◆ **DATA TO PROCESS**:
--------------------
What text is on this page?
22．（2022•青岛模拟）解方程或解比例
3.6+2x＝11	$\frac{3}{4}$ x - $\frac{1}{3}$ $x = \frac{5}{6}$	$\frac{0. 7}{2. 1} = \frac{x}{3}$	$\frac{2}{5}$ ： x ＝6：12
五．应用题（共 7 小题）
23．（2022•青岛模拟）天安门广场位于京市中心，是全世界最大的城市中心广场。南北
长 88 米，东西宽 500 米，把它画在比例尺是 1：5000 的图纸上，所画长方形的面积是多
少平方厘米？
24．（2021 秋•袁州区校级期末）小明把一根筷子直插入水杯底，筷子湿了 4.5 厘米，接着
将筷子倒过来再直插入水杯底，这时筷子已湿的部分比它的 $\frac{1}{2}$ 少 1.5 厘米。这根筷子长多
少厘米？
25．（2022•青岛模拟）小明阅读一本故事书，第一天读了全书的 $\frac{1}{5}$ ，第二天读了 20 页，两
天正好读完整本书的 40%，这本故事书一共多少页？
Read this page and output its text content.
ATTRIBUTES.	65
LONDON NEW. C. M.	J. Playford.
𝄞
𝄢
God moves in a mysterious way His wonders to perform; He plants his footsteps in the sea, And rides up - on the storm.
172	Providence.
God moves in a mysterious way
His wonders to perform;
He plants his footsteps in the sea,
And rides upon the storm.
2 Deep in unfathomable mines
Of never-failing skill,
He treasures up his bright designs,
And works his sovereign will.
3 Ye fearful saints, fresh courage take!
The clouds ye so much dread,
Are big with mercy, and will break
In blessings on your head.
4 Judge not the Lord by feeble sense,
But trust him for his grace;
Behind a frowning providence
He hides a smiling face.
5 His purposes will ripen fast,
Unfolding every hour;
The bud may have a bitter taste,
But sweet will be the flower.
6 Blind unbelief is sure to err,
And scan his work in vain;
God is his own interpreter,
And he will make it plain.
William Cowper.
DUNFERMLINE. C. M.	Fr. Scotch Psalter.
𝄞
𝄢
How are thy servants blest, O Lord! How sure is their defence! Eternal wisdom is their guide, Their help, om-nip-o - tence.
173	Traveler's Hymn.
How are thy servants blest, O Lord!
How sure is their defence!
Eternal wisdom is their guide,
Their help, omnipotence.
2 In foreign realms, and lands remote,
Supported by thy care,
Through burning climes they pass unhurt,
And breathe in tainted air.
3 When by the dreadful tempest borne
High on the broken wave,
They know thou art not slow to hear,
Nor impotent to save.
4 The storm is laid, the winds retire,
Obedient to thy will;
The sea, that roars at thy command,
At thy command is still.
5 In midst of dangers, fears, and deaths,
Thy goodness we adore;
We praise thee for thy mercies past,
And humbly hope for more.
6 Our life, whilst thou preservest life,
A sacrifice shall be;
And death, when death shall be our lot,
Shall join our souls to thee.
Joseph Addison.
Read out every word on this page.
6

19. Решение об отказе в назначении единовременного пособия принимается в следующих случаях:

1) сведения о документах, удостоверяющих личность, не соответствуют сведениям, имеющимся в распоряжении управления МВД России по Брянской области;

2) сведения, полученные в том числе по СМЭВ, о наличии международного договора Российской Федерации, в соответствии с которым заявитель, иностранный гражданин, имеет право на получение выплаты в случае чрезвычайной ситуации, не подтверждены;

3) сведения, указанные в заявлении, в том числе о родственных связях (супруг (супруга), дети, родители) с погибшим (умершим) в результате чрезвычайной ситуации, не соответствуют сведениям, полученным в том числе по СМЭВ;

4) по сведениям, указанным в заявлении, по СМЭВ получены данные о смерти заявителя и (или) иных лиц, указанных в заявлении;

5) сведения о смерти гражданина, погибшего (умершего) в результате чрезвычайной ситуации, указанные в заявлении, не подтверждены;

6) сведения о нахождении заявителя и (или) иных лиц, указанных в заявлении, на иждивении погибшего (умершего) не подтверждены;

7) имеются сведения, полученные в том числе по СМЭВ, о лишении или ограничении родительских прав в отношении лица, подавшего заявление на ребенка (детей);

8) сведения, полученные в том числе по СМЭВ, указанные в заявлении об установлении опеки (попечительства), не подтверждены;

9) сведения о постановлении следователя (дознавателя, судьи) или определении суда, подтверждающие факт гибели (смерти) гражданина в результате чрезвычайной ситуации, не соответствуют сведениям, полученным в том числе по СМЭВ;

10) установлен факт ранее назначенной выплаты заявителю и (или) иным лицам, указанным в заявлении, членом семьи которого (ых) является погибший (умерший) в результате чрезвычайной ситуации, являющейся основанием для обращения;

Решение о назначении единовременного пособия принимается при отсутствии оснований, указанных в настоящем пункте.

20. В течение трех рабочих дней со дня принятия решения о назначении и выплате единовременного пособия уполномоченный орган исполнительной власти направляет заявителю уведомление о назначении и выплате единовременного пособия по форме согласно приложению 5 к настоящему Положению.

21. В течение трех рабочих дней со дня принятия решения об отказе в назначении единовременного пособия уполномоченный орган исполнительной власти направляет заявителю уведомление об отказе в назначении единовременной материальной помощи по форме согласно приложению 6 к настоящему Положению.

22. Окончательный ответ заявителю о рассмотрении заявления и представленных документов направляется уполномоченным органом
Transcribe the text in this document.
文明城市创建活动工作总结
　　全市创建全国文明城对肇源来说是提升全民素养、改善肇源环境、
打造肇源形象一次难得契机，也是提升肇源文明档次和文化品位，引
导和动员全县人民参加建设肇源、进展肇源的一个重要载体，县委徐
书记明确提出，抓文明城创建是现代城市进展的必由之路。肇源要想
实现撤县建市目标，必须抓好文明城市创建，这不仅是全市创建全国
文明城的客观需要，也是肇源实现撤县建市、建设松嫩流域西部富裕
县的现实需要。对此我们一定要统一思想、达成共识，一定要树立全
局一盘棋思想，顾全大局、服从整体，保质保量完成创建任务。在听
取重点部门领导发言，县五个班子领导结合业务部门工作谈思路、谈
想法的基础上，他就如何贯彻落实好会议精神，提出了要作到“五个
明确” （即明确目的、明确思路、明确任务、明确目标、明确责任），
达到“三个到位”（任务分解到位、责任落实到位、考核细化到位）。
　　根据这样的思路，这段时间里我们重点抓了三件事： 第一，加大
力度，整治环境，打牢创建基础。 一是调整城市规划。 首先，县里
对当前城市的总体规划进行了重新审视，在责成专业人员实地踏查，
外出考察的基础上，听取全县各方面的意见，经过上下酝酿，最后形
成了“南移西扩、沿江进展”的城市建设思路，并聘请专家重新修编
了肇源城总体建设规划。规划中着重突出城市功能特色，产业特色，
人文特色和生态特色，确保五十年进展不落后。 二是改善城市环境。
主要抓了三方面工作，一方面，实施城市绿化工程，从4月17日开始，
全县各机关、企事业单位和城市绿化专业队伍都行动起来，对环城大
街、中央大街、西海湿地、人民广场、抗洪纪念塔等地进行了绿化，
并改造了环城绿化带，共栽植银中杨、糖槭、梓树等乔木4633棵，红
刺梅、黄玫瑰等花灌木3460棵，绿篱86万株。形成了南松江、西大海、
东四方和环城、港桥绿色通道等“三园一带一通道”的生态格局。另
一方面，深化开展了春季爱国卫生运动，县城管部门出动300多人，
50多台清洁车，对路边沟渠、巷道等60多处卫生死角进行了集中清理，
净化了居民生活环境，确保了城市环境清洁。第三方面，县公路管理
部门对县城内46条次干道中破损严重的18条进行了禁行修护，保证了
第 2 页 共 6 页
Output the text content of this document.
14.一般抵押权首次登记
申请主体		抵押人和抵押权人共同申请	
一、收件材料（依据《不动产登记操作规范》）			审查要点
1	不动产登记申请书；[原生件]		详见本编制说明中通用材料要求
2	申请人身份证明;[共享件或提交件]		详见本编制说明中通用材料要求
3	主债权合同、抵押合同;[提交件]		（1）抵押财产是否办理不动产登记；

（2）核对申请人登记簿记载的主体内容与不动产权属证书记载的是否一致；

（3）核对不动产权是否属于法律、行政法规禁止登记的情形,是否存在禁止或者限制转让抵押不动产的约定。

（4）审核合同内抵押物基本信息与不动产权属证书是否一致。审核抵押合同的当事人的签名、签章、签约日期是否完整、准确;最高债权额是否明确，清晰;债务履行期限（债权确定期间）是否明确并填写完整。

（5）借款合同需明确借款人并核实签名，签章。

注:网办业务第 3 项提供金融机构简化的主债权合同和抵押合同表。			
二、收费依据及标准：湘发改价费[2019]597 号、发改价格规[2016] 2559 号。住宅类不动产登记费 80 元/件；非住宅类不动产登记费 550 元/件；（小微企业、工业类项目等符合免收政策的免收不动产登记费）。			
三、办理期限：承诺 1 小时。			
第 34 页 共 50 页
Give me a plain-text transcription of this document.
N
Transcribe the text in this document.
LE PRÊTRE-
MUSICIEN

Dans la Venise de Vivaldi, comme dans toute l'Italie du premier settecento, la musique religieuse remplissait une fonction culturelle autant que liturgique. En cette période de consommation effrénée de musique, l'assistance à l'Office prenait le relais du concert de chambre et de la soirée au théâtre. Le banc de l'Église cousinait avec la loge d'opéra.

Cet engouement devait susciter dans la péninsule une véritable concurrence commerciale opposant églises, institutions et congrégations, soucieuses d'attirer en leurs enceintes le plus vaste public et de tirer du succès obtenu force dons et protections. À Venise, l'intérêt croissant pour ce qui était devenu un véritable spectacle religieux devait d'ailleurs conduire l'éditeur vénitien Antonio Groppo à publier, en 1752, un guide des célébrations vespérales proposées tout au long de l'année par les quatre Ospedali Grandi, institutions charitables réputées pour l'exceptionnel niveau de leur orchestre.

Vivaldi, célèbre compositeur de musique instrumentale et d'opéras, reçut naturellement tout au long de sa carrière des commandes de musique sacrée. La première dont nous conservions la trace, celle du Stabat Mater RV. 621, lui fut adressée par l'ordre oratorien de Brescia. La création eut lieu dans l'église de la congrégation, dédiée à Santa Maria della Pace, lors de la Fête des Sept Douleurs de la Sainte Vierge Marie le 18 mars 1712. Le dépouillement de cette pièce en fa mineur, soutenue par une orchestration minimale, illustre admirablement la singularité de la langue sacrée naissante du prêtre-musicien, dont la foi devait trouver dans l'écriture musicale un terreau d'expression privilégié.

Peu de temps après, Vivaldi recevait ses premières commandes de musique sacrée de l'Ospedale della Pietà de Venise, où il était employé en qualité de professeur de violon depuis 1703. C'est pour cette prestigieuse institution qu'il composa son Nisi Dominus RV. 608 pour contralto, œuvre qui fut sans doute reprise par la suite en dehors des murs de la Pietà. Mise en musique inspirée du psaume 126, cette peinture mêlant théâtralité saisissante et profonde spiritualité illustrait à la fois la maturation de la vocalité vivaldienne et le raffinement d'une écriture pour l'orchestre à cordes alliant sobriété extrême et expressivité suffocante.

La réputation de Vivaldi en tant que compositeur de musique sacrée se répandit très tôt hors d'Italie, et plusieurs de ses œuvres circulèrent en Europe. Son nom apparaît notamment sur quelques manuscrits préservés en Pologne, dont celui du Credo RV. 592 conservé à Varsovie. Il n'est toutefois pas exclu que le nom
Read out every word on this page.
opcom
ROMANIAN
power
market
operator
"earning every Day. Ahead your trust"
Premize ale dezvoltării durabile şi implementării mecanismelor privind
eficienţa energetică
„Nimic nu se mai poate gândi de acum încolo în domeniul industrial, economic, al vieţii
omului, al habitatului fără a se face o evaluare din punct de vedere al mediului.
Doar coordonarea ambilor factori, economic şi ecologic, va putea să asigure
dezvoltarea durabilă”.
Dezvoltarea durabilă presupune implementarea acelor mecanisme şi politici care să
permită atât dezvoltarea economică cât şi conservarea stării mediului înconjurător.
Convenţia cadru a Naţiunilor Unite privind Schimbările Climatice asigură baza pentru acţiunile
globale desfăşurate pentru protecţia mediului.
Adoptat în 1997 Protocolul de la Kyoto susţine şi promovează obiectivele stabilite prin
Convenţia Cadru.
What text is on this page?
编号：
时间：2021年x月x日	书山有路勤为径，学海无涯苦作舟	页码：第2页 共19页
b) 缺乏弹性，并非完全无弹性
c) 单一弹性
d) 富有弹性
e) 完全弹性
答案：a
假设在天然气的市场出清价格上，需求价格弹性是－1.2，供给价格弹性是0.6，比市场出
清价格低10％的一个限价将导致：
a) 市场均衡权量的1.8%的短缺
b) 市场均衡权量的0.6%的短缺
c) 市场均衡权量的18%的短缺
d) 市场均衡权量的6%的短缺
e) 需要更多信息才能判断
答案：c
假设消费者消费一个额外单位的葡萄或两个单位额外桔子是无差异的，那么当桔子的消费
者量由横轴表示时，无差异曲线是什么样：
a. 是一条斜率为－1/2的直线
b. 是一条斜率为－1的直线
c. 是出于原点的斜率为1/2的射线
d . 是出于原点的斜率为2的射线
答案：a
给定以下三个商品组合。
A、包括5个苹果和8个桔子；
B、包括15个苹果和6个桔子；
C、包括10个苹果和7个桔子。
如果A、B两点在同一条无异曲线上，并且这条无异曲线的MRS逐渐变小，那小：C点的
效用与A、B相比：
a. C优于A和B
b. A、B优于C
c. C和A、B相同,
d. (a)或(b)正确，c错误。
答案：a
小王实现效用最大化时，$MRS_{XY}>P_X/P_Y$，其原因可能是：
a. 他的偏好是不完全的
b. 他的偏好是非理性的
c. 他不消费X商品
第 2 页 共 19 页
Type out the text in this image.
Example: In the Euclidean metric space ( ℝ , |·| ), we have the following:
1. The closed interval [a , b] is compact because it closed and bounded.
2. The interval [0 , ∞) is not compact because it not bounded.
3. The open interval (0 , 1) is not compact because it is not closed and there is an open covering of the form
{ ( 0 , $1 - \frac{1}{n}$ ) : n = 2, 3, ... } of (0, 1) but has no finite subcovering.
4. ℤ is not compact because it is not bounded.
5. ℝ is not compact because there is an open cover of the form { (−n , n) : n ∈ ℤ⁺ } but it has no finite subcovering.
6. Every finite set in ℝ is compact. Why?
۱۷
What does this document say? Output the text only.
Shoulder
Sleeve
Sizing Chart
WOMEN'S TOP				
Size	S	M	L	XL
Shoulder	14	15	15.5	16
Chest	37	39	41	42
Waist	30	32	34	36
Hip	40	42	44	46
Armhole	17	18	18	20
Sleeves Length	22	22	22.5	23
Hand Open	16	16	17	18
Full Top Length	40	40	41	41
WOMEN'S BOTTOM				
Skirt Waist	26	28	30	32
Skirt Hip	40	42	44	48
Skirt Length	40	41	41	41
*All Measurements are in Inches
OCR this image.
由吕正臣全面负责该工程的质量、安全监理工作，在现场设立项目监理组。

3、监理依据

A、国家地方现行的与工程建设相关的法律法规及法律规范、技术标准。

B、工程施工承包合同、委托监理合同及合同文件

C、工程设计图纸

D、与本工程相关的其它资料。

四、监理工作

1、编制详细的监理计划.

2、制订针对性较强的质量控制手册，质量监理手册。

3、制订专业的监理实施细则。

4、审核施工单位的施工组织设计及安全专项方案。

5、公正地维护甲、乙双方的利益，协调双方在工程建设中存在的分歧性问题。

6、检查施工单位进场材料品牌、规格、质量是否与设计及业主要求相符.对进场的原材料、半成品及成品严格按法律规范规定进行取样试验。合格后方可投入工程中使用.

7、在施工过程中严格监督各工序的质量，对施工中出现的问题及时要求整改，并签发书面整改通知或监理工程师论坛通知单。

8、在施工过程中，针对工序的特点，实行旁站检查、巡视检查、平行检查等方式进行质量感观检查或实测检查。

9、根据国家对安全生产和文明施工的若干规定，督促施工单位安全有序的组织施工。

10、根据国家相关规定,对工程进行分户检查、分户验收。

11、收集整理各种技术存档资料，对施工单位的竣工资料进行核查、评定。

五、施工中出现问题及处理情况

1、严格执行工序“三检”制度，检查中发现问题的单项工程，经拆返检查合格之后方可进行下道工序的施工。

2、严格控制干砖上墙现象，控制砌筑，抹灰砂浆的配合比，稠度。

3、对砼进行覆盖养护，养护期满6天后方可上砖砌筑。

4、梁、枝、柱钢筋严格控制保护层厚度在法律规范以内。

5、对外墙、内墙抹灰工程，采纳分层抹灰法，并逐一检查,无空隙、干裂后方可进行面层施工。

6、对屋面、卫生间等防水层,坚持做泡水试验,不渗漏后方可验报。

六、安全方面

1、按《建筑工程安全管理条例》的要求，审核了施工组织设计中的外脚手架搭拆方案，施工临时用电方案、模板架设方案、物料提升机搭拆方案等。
--------------------
◆ **TASK DESCRIPTION**: Search the lines above for the string "факт", then show every one that has it.

◆ **SOLUTION**:
9) сведения о постановлении следователя (дознавателя, судьи) или определении суда, подтверждающие факт гибели (смерти) гражданина в результате чрезвычайной ситуации, не соответствуют сведениям, полученным в том числе по СМЭВ;
10) установлен факт ранее назначенной выплаты заявителю и (или) иным лицам, указанным в заявлении, членом семьи которого (ых) является погибший (умерший) в результате чрезвычайной ситуации, являющейся основанием для обращения;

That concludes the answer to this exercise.